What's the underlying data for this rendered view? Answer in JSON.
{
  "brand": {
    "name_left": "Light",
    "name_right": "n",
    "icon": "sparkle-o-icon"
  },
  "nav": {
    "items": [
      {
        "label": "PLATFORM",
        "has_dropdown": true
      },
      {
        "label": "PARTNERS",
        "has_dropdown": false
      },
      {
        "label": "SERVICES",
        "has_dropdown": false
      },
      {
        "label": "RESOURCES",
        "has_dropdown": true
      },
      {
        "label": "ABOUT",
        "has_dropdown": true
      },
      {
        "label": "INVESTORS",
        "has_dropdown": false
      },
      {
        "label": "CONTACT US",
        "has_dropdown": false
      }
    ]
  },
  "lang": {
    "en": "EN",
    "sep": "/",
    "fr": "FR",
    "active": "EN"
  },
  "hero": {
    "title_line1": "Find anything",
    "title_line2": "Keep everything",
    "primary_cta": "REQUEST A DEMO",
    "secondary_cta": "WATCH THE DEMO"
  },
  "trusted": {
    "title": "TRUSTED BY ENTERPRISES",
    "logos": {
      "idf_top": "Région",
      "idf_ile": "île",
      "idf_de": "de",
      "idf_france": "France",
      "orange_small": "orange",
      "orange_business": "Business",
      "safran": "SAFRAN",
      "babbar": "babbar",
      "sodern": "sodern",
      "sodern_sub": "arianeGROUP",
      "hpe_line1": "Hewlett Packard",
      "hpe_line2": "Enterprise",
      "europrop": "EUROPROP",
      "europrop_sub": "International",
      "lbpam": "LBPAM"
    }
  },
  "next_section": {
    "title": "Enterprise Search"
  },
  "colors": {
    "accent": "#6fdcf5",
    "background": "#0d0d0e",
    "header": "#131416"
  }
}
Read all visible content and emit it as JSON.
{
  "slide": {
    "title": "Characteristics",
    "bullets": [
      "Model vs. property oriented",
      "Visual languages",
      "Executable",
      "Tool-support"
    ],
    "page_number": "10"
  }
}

◆ ◆ ◆

PROMPT:
Collect every line from the records above that contains the word "label".

TASK OUTPUT:
        "label": "PLATFORM",
        "label": "PARTNERS",
        "label": "SERVICES",
        "label": "RESOURCES",
        "label": "ABOUT",
        "label": "INVESTORS",
        "label": "CONTACT US",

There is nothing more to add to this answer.